Locate every line in the records below that contains the string "title" and copy each of those lines.
─── INPUT FOR THIS TASK ───
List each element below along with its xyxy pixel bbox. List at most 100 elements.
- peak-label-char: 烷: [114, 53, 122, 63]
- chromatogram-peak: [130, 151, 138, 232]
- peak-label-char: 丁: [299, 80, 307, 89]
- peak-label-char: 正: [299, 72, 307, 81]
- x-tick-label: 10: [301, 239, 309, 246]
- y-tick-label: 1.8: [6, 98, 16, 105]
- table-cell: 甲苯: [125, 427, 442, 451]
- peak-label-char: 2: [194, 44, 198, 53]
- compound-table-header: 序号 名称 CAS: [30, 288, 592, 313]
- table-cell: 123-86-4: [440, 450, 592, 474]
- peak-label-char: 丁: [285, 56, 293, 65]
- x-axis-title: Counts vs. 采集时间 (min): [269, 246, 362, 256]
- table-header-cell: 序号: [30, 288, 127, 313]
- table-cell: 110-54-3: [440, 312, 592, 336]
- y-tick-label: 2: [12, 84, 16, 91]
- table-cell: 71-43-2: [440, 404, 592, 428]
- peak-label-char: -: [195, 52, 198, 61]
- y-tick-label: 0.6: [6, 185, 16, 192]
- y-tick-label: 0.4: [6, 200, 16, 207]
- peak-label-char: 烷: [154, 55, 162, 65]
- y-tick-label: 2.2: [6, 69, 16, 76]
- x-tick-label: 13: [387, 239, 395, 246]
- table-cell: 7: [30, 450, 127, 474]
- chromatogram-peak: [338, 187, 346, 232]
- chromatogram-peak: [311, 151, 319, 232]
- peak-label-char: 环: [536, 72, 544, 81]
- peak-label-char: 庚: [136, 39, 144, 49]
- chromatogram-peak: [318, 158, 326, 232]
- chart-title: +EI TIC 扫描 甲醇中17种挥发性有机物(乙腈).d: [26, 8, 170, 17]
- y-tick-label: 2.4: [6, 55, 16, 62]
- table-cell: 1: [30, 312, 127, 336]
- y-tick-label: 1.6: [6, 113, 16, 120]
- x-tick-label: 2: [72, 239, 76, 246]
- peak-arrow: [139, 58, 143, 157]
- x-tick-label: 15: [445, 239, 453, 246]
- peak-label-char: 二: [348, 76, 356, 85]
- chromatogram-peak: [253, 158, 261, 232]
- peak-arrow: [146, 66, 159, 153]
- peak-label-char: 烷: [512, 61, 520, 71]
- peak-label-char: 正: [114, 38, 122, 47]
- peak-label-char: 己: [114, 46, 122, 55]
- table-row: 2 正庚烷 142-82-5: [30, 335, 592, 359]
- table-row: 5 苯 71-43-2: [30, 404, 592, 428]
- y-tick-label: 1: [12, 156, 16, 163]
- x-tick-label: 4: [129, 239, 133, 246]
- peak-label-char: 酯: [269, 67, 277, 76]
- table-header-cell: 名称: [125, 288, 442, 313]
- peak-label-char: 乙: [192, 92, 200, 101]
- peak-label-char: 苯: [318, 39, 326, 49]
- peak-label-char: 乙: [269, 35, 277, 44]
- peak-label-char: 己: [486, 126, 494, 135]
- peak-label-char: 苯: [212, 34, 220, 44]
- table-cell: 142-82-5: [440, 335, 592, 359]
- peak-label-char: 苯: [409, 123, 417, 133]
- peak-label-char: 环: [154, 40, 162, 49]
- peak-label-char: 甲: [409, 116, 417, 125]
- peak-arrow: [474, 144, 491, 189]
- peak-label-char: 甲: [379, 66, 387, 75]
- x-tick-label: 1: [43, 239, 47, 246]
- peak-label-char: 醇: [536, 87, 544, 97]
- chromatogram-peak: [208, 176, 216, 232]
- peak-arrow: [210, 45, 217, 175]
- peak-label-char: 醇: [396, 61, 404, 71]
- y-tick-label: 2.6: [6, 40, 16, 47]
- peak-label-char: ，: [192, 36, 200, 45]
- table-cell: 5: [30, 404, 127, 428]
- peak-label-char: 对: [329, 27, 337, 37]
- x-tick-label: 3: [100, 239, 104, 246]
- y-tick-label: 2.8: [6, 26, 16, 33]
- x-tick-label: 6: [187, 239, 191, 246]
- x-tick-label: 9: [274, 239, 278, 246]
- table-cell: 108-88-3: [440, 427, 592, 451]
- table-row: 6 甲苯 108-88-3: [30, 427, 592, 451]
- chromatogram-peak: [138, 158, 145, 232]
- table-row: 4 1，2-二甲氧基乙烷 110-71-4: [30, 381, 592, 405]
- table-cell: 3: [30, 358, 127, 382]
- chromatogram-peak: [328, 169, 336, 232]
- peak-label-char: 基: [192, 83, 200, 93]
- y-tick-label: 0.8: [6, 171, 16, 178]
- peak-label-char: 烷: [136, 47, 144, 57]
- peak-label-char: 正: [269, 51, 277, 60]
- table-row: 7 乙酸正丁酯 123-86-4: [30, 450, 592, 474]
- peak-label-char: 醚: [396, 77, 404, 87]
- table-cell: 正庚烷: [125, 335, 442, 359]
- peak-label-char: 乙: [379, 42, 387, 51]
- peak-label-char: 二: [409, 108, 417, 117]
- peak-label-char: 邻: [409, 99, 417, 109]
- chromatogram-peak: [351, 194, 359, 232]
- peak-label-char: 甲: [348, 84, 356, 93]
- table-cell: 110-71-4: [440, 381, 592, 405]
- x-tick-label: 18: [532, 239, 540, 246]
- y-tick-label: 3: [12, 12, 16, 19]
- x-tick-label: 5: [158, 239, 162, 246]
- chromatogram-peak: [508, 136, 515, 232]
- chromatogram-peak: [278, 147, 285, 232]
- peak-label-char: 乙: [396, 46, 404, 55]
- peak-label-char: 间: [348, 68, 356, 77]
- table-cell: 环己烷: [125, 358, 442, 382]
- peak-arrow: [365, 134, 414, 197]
───
• **OUTPUT BELOW**:
- x-axis-title: Counts vs. 采集时间 (min): [269, 246, 362, 256]
- chart-title: +EI TIC 扫描 甲醇中17种挥发性有机物(乙腈).d: [26, 8, 170, 17]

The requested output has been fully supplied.